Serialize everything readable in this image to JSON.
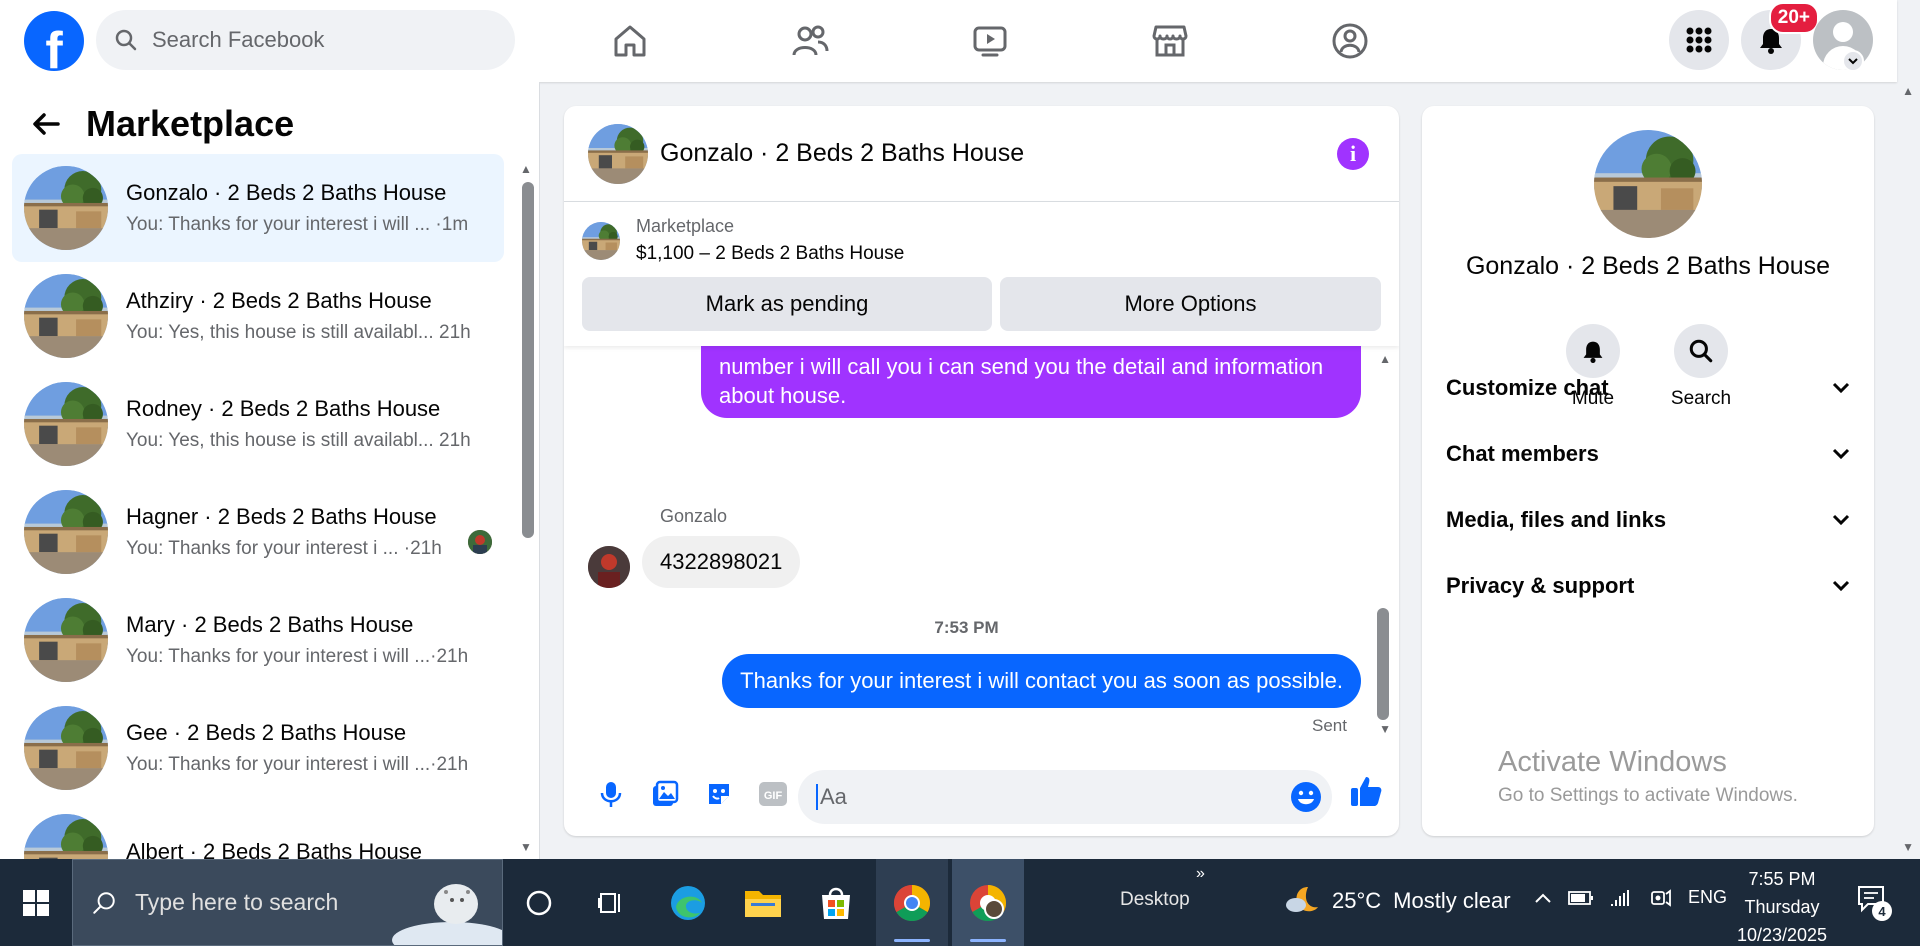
{
  "colors": {
    "brand": "#0866ff",
    "purple_bubble": "#a033ff",
    "badge_red": "#e41e3f",
    "active_conversation": "#ebf5ff"
  },
  "topbar": {
    "logo_letter": "f",
    "search_placeholder": "Search Facebook",
    "nav_icons": [
      "home-icon",
      "friends-icon",
      "video-icon",
      "marketplace-icon",
      "groups-icon"
    ],
    "notifications_badge": "20+"
  },
  "sidebar": {
    "title": "Marketplace",
    "conversations": [
      {
        "name": "Gonzalo · 2 Beds 2 Baths House",
        "preview": "You: Thanks for your interest i will ...",
        "time": "·1m",
        "active": true
      },
      {
        "name": "Athziry · 2 Beds 2 Baths House",
        "preview": "You: Yes, this house is still availabl...",
        "time": "21h"
      },
      {
        "name": "Rodney · 2 Beds 2 Baths House",
        "preview": "You: Yes, this house is still availabl...",
        "time": "21h"
      },
      {
        "name": "Hagner · 2 Beds 2 Baths House",
        "preview": "You: Thanks for your interest i ...",
        "time": "·21h"
      },
      {
        "name": "Mary · 2 Beds 2 Baths House",
        "preview": "You: Thanks for your interest i will ...",
        "time": "·21h"
      },
      {
        "name": "Gee · 2 Beds 2 Baths House",
        "preview": "You: Thanks for your interest i will ...",
        "time": "·21h"
      },
      {
        "name": "Albert · 2 Beds 2 Baths House",
        "preview": "",
        "time": ""
      }
    ]
  },
  "chat": {
    "title": "Gonzalo · 2 Beds 2 Baths House",
    "listing_source": "Marketplace",
    "listing_price": "$1,100 – 2 Beds 2 Baths House",
    "mark_pending_label": "Mark as pending",
    "more_options_label": "More Options",
    "outgoing_message_1": "number i will call you i can send you the detail and information about house.",
    "sender_name": "Gonzalo",
    "incoming_message": "4322898021",
    "timestamp": "7:53 PM",
    "outgoing_message_2": "Thanks for your interest i will contact you as soon as possible.",
    "status": "Sent",
    "composer_placeholder": "Aa"
  },
  "info_panel": {
    "title": "Gonzalo · 2 Beds 2 Baths House",
    "mute_label": "Mute",
    "search_label": "Search",
    "sections": [
      "Customize chat",
      "Chat members",
      "Media, files and links",
      "Privacy & support"
    ],
    "activate_title": "Activate Windows",
    "activate_sub": "Go to Settings to activate Windows."
  },
  "taskbar": {
    "search_placeholder": "Type here to search",
    "desktop_label": "Desktop",
    "weather_temp": "25°C",
    "weather_desc": "Mostly clear",
    "language": "ENG",
    "time": "7:55 PM",
    "day": "Thursday",
    "date": "10/23/2025",
    "notification_count": "4"
  }
}
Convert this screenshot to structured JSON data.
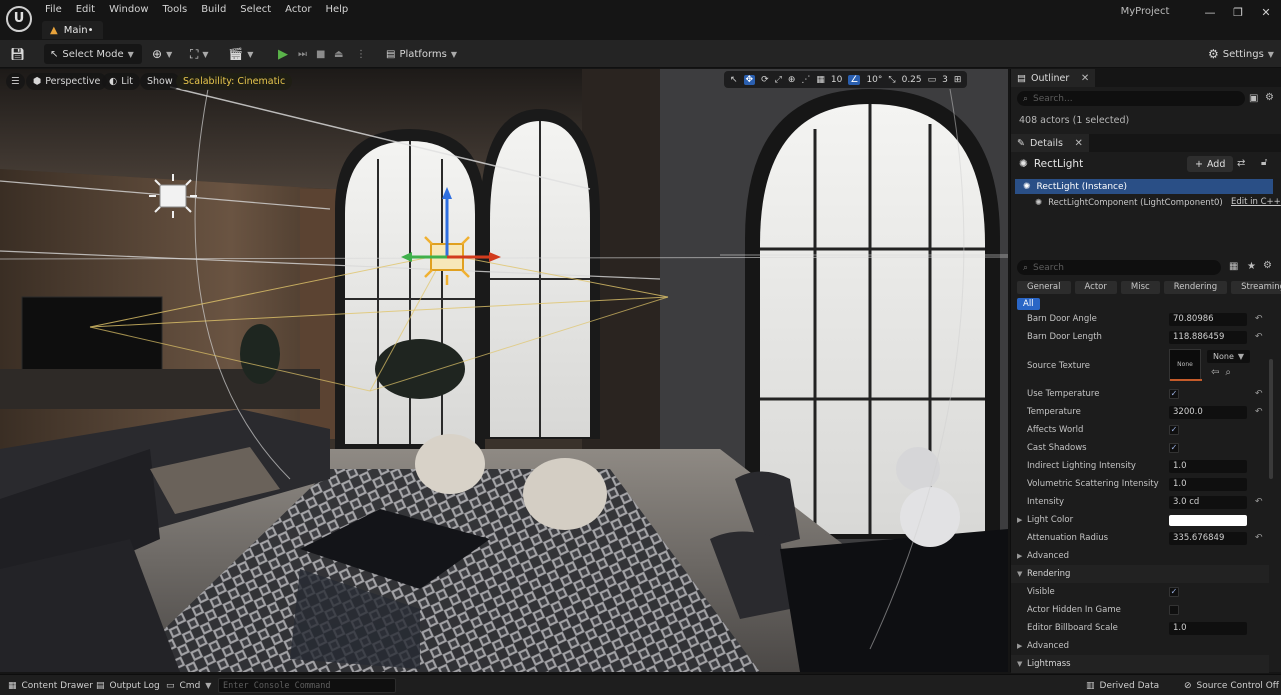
{
  "menu": {
    "logo": "U",
    "items": [
      "File",
      "Edit",
      "Window",
      "Tools",
      "Build",
      "Select",
      "Actor",
      "Help"
    ],
    "level_tab": "Main•",
    "project_name": "MyProject",
    "window_controls": [
      "—",
      "❐",
      "✕"
    ]
  },
  "toolbar": {
    "select_mode": "Select Mode",
    "platforms": "Platforms",
    "settings": "Settings"
  },
  "viewport": {
    "perspective": "Perspective",
    "lit": "Lit",
    "show": "Show",
    "scalability": "Scalability: Cinematic",
    "grid_size": "10",
    "rotation_snap": "10°",
    "scale_snap": "0.25",
    "camera_speed": "3"
  },
  "outliner": {
    "title": "Outliner",
    "search_placeholder": "Search...",
    "actor_count": "408 actors (1 selected)"
  },
  "details": {
    "title": "Details",
    "selected_actor": "RectLight",
    "add_label": "Add",
    "component_instance": "RectLight (Instance)",
    "component_child": "RectLightComponent (LightComponent0)",
    "edit_cpp": "Edit in C++",
    "search_placeholder": "Search",
    "filter_tabs": [
      "General",
      "Actor",
      "Misc",
      "Rendering",
      "Streaming"
    ],
    "all_tab": "All",
    "properties": {
      "barn_door_angle": {
        "label": "Barn Door Angle",
        "value": "70.80986"
      },
      "barn_door_length": {
        "label": "Barn Door Length",
        "value": "118.886459"
      },
      "source_texture": {
        "label": "Source Texture",
        "thumb": "None",
        "dropdown": "None"
      },
      "use_temperature": {
        "label": "Use Temperature"
      },
      "temperature": {
        "label": "Temperature",
        "value": "3200.0"
      },
      "affects_world": {
        "label": "Affects World"
      },
      "cast_shadows": {
        "label": "Cast Shadows"
      },
      "indirect_lighting": {
        "label": "Indirect Lighting Intensity",
        "value": "1.0"
      },
      "volumetric_scattering": {
        "label": "Volumetric Scattering Intensity",
        "value": "1.0"
      },
      "intensity": {
        "label": "Intensity",
        "value": "3.0 cd"
      },
      "light_color": {
        "label": "Light Color",
        "color": "#ffffff"
      },
      "attenuation_radius": {
        "label": "Attenuation Radius",
        "value": "335.676849"
      },
      "advanced_1": {
        "label": "Advanced"
      },
      "rendering_section": {
        "label": "Rendering"
      },
      "visible": {
        "label": "Visible"
      },
      "actor_hidden": {
        "label": "Actor Hidden In Game"
      },
      "billboard_scale": {
        "label": "Editor Billboard Scale",
        "value": "1.0"
      },
      "advanced_2": {
        "label": "Advanced"
      },
      "lightmass_section": {
        "label": "Lightmass"
      }
    }
  },
  "statusbar": {
    "content_drawer": "Content Drawer",
    "output_log": "Output Log",
    "cmd": "Cmd",
    "console_placeholder": "Enter Console Command",
    "derived_data": "Derived Data",
    "source_control": "Source Control Off"
  },
  "colors": {
    "accent_blue": "#2a66c6",
    "selection_blue": "#2a4f86",
    "play_green": "#5ab34a",
    "scalability_yellow": "#e7c64d"
  }
}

--------

**Work instructions**
Without the pictures, output the full listing exactly as it stands.

**Solution to the exercise**
Serialize everything readable in this image to JSON.
{
  "colors": {
    "brand": "#0866ff",
    "purple_bubble": "#a033ff",
    "badge_red": "#e41e3f",
    "active_conversation": "#ebf5ff"
  },
  "topbar": {
    "logo_letter": "f",
    "search_placeholder": "Search Facebook",
    "nav_icons": [
      "home-icon",
      "friends-icon",
      "video-icon",
      "marketplace-icon",
      "groups-icon"
    ],
    "notifications_badge": "20+"
  },
  "sidebar": {
    "title": "Marketplace",
    "conversations": [
      {
        "name": "Gonzalo · 2 Beds 2 Baths House",
        "preview": "You: Thanks for your interest i will ...",
        "time": "·1m",
        "active": true
      },
      {
        "name": "Athziry · 2 Beds 2 Baths House",
        "preview": "You: Yes, this house is still availabl...",
        "time": "21h"
      },
      {
        "name": "Rodney · 2 Beds 2 Baths House",
        "preview": "You: Yes, this house is still availabl...",
        "time": "21h"
      },
      {
        "name": "Hagner · 2 Beds 2 Baths House",
        "preview": "You: Thanks for your interest i ...",
        "time": "·21h"
      },
      {
        "name": "Mary · 2 Beds 2 Baths House",
        "preview": "You: Thanks for your interest i will ...",
        "time": "·21h"
      },
      {
        "name": "Gee · 2 Beds 2 Baths House",
        "preview": "You: Thanks for your interest i will ...",
        "time": "·21h"
      },
      {
        "name": "Albert · 2 Beds 2 Baths House",
        "preview": "",
        "time": ""
      }
    ]
  },
  "chat": {
    "title": "Gonzalo · 2 Beds 2 Baths House",
    "listing_source": "Marketplace",
    "listing_price": "$1,100 – 2 Beds 2 Baths House",
    "mark_pending_label": "Mark as pending",
    "more_options_label": "More Options",
    "outgoing_message_1": "number i will call you i can send you the detail and information about house.",
    "sender_name": "Gonzalo",
    "incoming_message": "4322898021",
    "timestamp": "7:53 PM",
    "outgoing_message_2": "Thanks for your interest i will contact you as soon as possible.",
    "status": "Sent",
    "composer_placeholder": "Aa"
  },
  "info_panel": {
    "title": "Gonzalo · 2 Beds 2 Baths House",
    "mute_label": "Mute",
    "search_label": "Search",
    "sections": [
      "Customize chat",
      "Chat members",
      "Media, files and links",
      "Privacy & support"
    ],
    "activate_title": "Activate Windows",
    "activate_sub": "Go to Settings to activate Windows."
  },
  "taskbar": {
    "search_placeholder": "Type here to search",
    "desktop_label": "Desktop",
    "weather_temp": "25°C",
    "weather_desc": "Mostly clear",
    "language": "ENG",
    "time": "7:55 PM",
    "day": "Thursday",
    "date": "10/23/2025",
    "notification_count": "4"
  }
}
Convert this screenshot to structured JSON data.
{
  "menu": {
    "logo": "U",
    "items": [
      "File",
      "Edit",
      "Window",
      "Tools",
      "Build",
      "Select",
      "Actor",
      "Help"
    ],
    "level_tab": "Main•",
    "project_name": "MyProject",
    "window_controls": [
      "—",
      "❐",
      "✕"
    ]
  },
  "toolbar": {
    "select_mode": "Select Mode",
    "platforms": "Platforms",
    "settings": "Settings"
  },
  "viewport": {
    "perspective": "Perspective",
    "lit": "Lit",
    "show": "Show",
    "scalability": "Scalability: Cinematic",
    "grid_size": "10",
    "rotation_snap": "10°",
    "scale_snap": "0.25",
    "camera_speed": "3"
  },
  "outliner": {
    "title": "Outliner",
    "search_placeholder": "Search...",
    "actor_count": "408 actors (1 selected)"
  },
  "details": {
    "title": "Details",
    "selected_actor": "RectLight",
    "add_label": "Add",
    "component_instance": "RectLight (Instance)",
    "component_child": "RectLightComponent (LightComponent0)",
    "edit_cpp": "Edit in C++",
    "search_placeholder": "Search",
    "filter_tabs": [
      "General",
      "Actor",
      "Misc",
      "Rendering",
      "Streaming"
    ],
    "all_tab": "All",
    "properties": {
      "barn_door_angle": {
        "label": "Barn Door Angle",
        "value": "70.80986"
      },
      "barn_door_length": {
        "label": "Barn Door Length",
        "value": "118.886459"
      },
      "source_texture": {
        "label": "Source Texture",
        "thumb": "None",
        "dropdown": "None"
      },
      "use_temperature": {
        "label": "Use Temperature"
      },
      "temperature": {
        "label": "Temperature",
        "value": "3200.0"
      },
      "affects_world": {
        "label": "Affects World"
      },
      "cast_shadows": {
        "label": "Cast Shadows"
      },
      "indirect_lighting": {
        "label": "Indirect Lighting Intensity",
        "value": "1.0"
      },
      "volumetric_scattering": {
        "label": "Volumetric Scattering Intensity",
        "value": "1.0"
      },
      "intensity": {
        "label": "Intensity",
        "value": "3.0 cd"
      },
      "light_color": {
        "label": "Light Color",
        "color": "#ffffff"
      },
      "attenuation_radius": {
        "label": "Attenuation Radius",
        "value": "335.676849"
      },
      "advanced_1": {
        "label": "Advanced"
      },
      "rendering_section": {
        "label": "Rendering"
      },
      "visible": {
        "label": "Visible"
      },
      "actor_hidden": {
        "label": "Actor Hidden In Game"
      },
      "billboard_scale": {
        "label": "Editor Billboard Scale",
        "value": "1.0"
      },
      "advanced_2": {
        "label": "Advanced"
      },
      "lightmass_section": {
        "label": "Lightmass"
      }
    }
  },
  "statusbar": {
    "content_drawer": "Content Drawer",
    "output_log": "Output Log",
    "cmd": "Cmd",
    "console_placeholder": "Enter Console Command",
    "derived_data": "Derived Data",
    "source_control": "Source Control Off"
  },
  "colors": {
    "accent_blue": "#2a66c6",
    "selection_blue": "#2a4f86",
    "play_green": "#5ab34a",
    "scalability_yellow": "#e7c64d"
  }
}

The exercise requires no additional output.